- [Material for the task]:
"""

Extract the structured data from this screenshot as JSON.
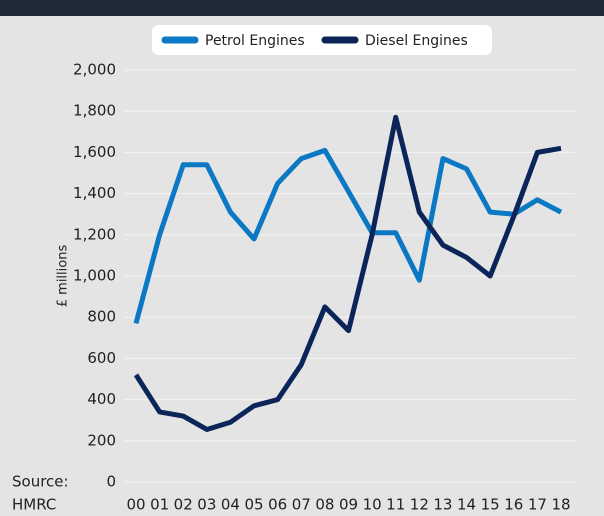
{
  "chart_data": {
    "type": "line",
    "y_label": "£ millions",
    "source": [
      "Source:",
      "HMRC"
    ],
    "categories": [
      "00",
      "01",
      "02",
      "03",
      "04",
      "05",
      "06",
      "07",
      "08",
      "09",
      "10",
      "11",
      "12",
      "13",
      "14",
      "15",
      "16",
      "17",
      "18"
    ],
    "series": [
      {
        "name": "Petrol Engines",
        "color": "#0b78c4",
        "values": [
          770,
          1200,
          1540,
          1540,
          1310,
          1180,
          1450,
          1570,
          1610,
          1410,
          1210,
          1210,
          980,
          1570,
          1520,
          1310,
          1300,
          1370,
          1310
        ]
      },
      {
        "name": "Diesel Engines",
        "color": "#0b2559",
        "values": [
          520,
          340,
          320,
          255,
          290,
          370,
          400,
          570,
          850,
          735,
          1200,
          1770,
          1310,
          1150,
          1090,
          1000,
          1290,
          1600,
          1620
        ]
      }
    ],
    "ylim": [
      0,
      2000
    ],
    "yticks": [
      0,
      200,
      400,
      600,
      800,
      {
        "value": 1000,
        "label": "1,000"
      },
      {
        "value": 1200,
        "label": "1,200"
      },
      {
        "value": 1400,
        "label": "1,400"
      },
      {
        "value": 1600,
        "label": "1,600"
      },
      {
        "value": 1800,
        "label": "1,800"
      },
      {
        "value": 2000,
        "label": "2,000"
      }
    ],
    "grid": true
  }
}
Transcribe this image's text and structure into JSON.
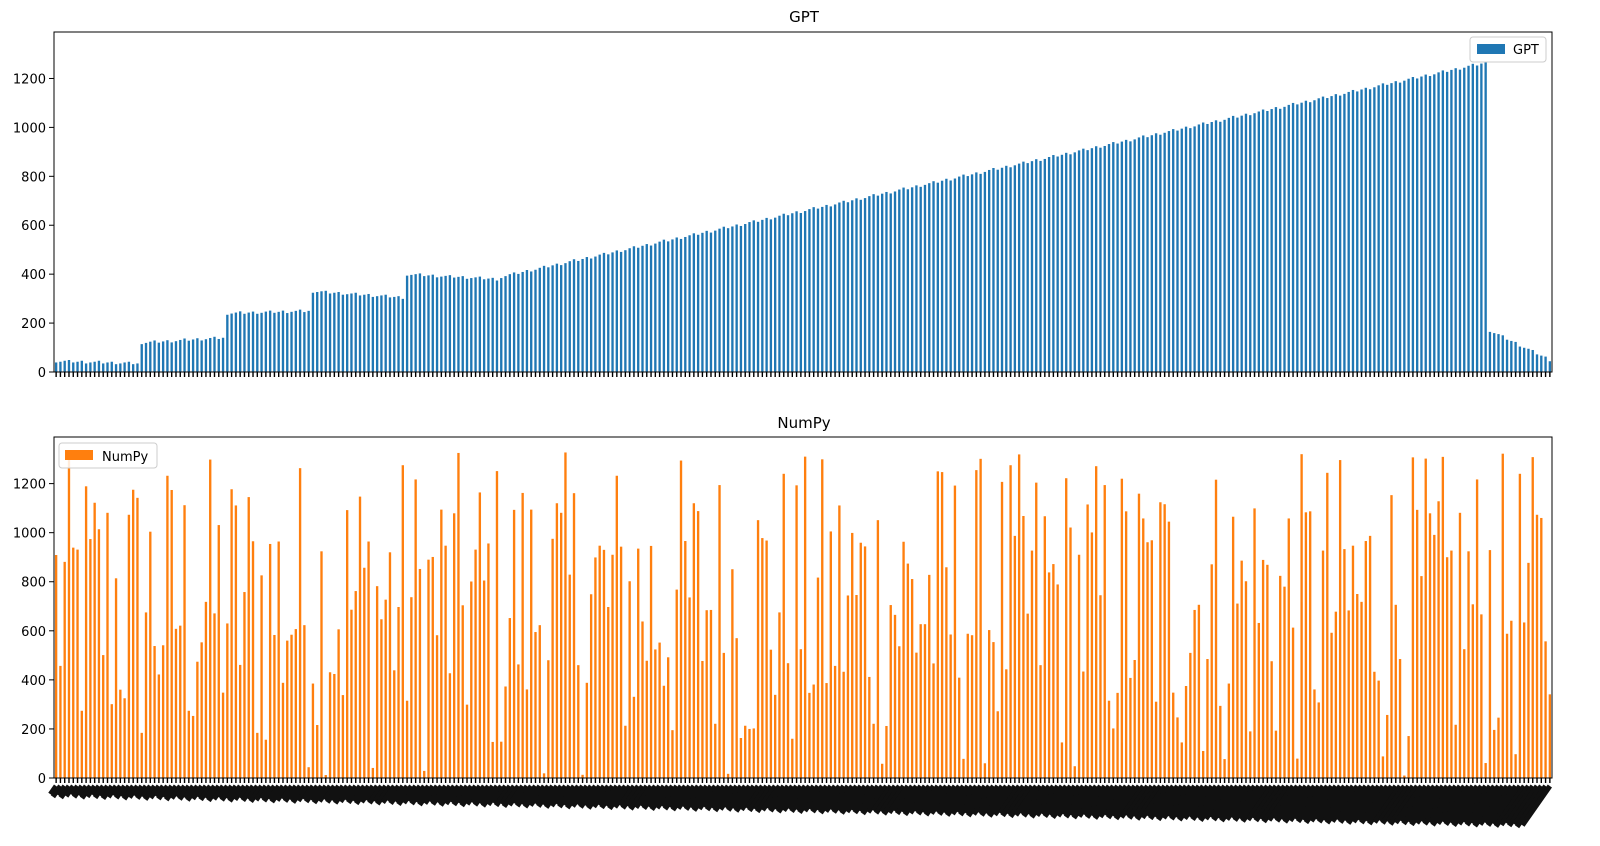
{
  "chart_data": [
    {
      "type": "bar",
      "title": "GPT",
      "legend": "top-right",
      "color": "#1f77b4",
      "series": [
        {
          "name": "GPT"
        }
      ],
      "ylim": [
        0,
        1390
      ],
      "yticks": [
        0,
        200,
        400,
        600,
        800,
        1000,
        1200
      ],
      "grid": false,
      "n_bars": 350,
      "segments": [
        {
          "start": 0,
          "count": 20,
          "from": 45,
          "to": 35
        },
        {
          "start": 20,
          "count": 20,
          "from": 120,
          "to": 140
        },
        {
          "start": 40,
          "count": 20,
          "from": 240,
          "to": 250
        },
        {
          "start": 60,
          "count": 22,
          "from": 330,
          "to": 305
        },
        {
          "start": 82,
          "count": 22,
          "from": 400,
          "to": 380
        },
        {
          "start": 104,
          "count": 231,
          "from": 390,
          "to": 1265
        },
        {
          "start": 335,
          "count": 15,
          "from": 170,
          "to": 50
        }
      ],
      "x_tick_labels_visible": false
    },
    {
      "type": "bar",
      "title": "NumPy",
      "legend": "top-left",
      "color": "#ff7f0e",
      "series": [
        {
          "name": "NumPy"
        }
      ],
      "ylim": [
        0,
        1390
      ],
      "yticks": [
        0,
        200,
        400,
        600,
        800,
        1000,
        1200
      ],
      "grid": false,
      "n_bars": 350,
      "value_range": [
        0,
        1330
      ],
      "distribution": "irregular spikes across full range",
      "x_tick_labels_visible": true
    }
  ]
}
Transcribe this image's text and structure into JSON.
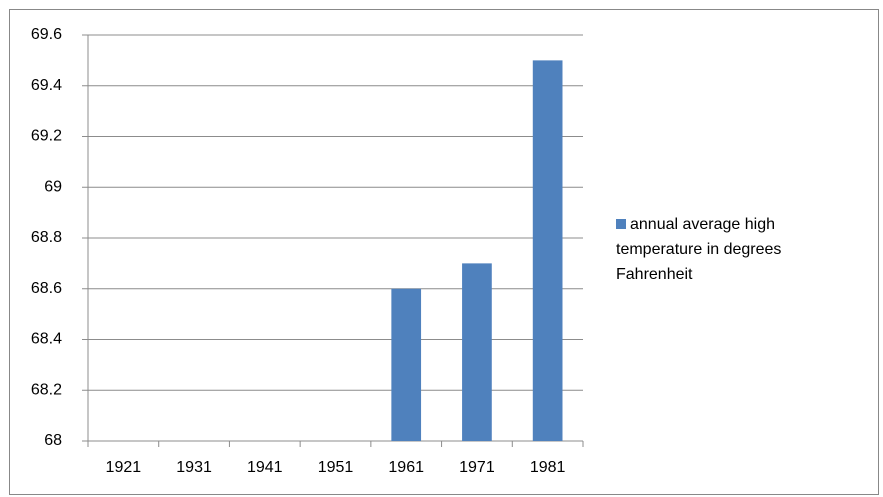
{
  "chart_data": {
    "type": "bar",
    "categories": [
      "1921",
      "1931",
      "1941",
      "1951",
      "1961",
      "1971",
      "1981"
    ],
    "series": [
      {
        "name": "annual average high temperature in degrees Fahrenheit",
        "color": "#4f81bd",
        "values": [
          null,
          null,
          null,
          null,
          68.6,
          68.7,
          69.5
        ]
      }
    ],
    "ylim": [
      68,
      69.6
    ],
    "yticks": [
      68,
      68.2,
      68.4,
      68.6,
      68.8,
      69,
      69.2,
      69.4,
      69.6
    ],
    "grid": true,
    "legend": "right"
  }
}
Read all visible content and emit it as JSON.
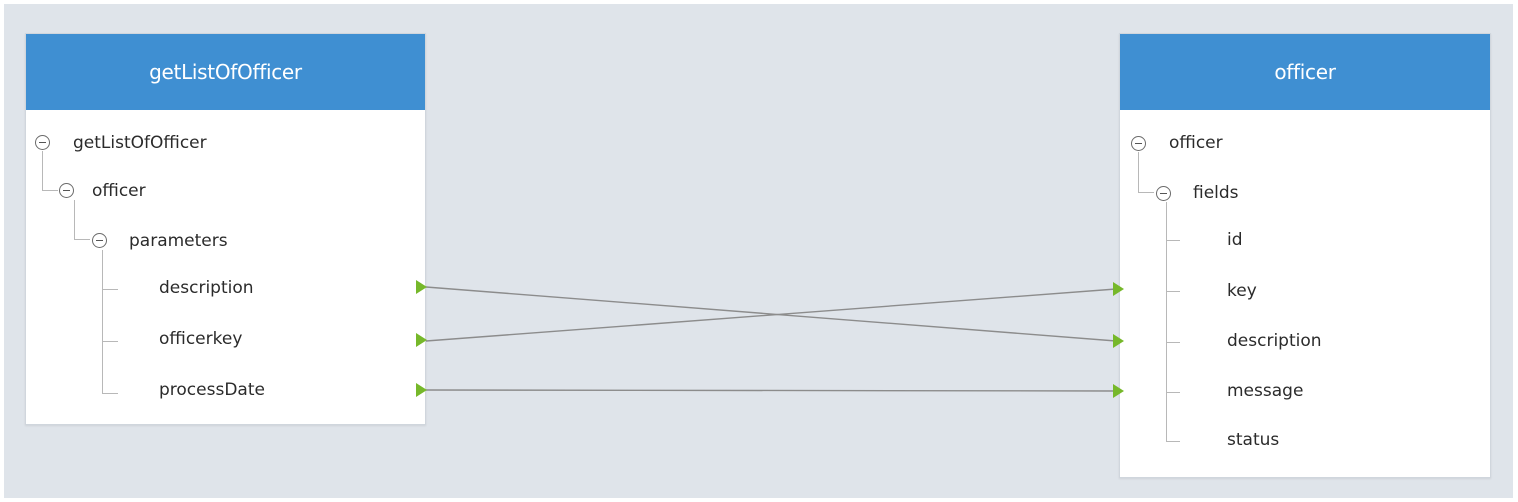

"""

- [Exercise requirements]: In your copy, leave out the pictures and reproduce the material above exactly.

- [Result of the exercise]:
Extract the structured data from this screenshot as JSON.
{
  "chart_data": {
    "type": "line",
    "y_label": "£ millions",
    "source": [
      "Source:",
      "HMRC"
    ],
    "categories": [
      "00",
      "01",
      "02",
      "03",
      "04",
      "05",
      "06",
      "07",
      "08",
      "09",
      "10",
      "11",
      "12",
      "13",
      "14",
      "15",
      "16",
      "17",
      "18"
    ],
    "series": [
      {
        "name": "Petrol Engines",
        "color": "#0b78c4",
        "values": [
          770,
          1200,
          1540,
          1540,
          1310,
          1180,
          1450,
          1570,
          1610,
          1410,
          1210,
          1210,
          980,
          1570,
          1520,
          1310,
          1300,
          1370,
          1310
        ]
      },
      {
        "name": "Diesel Engines",
        "color": "#0b2559",
        "values": [
          520,
          340,
          320,
          255,
          290,
          370,
          400,
          570,
          850,
          735,
          1200,
          1770,
          1310,
          1150,
          1090,
          1000,
          1290,
          1600,
          1620
        ]
      }
    ],
    "ylim": [
      0,
      2000
    ],
    "yticks": [
      0,
      200,
      400,
      600,
      800,
      {
        "value": 1000,
        "label": "1,000"
      },
      {
        "value": 1200,
        "label": "1,200"
      },
      {
        "value": 1400,
        "label": "1,400"
      },
      {
        "value": 1600,
        "label": "1,600"
      },
      {
        "value": 1800,
        "label": "1,800"
      },
      {
        "value": 2000,
        "label": "2,000"
      }
    ],
    "grid": true
  }
}
Transcribe this image's text and structure into JSON.
{
  "chart_data": [
    {
      "type": "bar",
      "title": "GPT",
      "legend": "top-right",
      "color": "#1f77b4",
      "series": [
        {
          "name": "GPT"
        }
      ],
      "ylim": [
        0,
        1390
      ],
      "yticks": [
        0,
        200,
        400,
        600,
        800,
        1000,
        1200
      ],
      "grid": false,
      "n_bars": 350,
      "segments": [
        {
          "start": 0,
          "count": 20,
          "from": 45,
          "to": 35
        },
        {
          "start": 20,
          "count": 20,
          "from": 120,
          "to": 140
        },
        {
          "start": 40,
          "count": 20,
          "from": 240,
          "to": 250
        },
        {
          "start": 60,
          "count": 22,
          "from": 330,
          "to": 305
        },
        {
          "start": 82,
          "count": 22,
          "from": 400,
          "to": 380
        },
        {
          "start": 104,
          "count": 231,
          "from": 390,
          "to": 1265
        },
        {
          "start": 335,
          "count": 15,
          "from": 170,
          "to": 50
        }
      ],
      "x_tick_labels_visible": false
    },
    {
      "type": "bar",
      "title": "NumPy",
      "legend": "top-left",
      "color": "#ff7f0e",
      "series": [
        {
          "name": "NumPy"
        }
      ],
      "ylim": [
        0,
        1390
      ],
      "yticks": [
        0,
        200,
        400,
        600,
        800,
        1000,
        1200
      ],
      "grid": false,
      "n_bars": 350,
      "value_range": [
        0,
        1330
      ],
      "distribution": "irregular spikes across full range",
      "x_tick_labels_visible": true
    }
  ]
}
Transcribe this image's text and structure into JSON.
{
  "chart_data": {
    "type": "bar",
    "categories": [
      "1921",
      "1931",
      "1941",
      "1951",
      "1961",
      "1971",
      "1981"
    ],
    "series": [
      {
        "name": "annual average high temperature in degrees Fahrenheit",
        "color": "#4f81bd",
        "values": [
          null,
          null,
          null,
          null,
          68.6,
          68.7,
          69.5
        ]
      }
    ],
    "ylim": [
      68,
      69.6
    ],
    "yticks": [
      68,
      68.2,
      68.4,
      68.6,
      68.8,
      69,
      69.2,
      69.4,
      69.6
    ],
    "grid": true,
    "legend": "right"
  }
}
Read all visible content and emit it as JSON.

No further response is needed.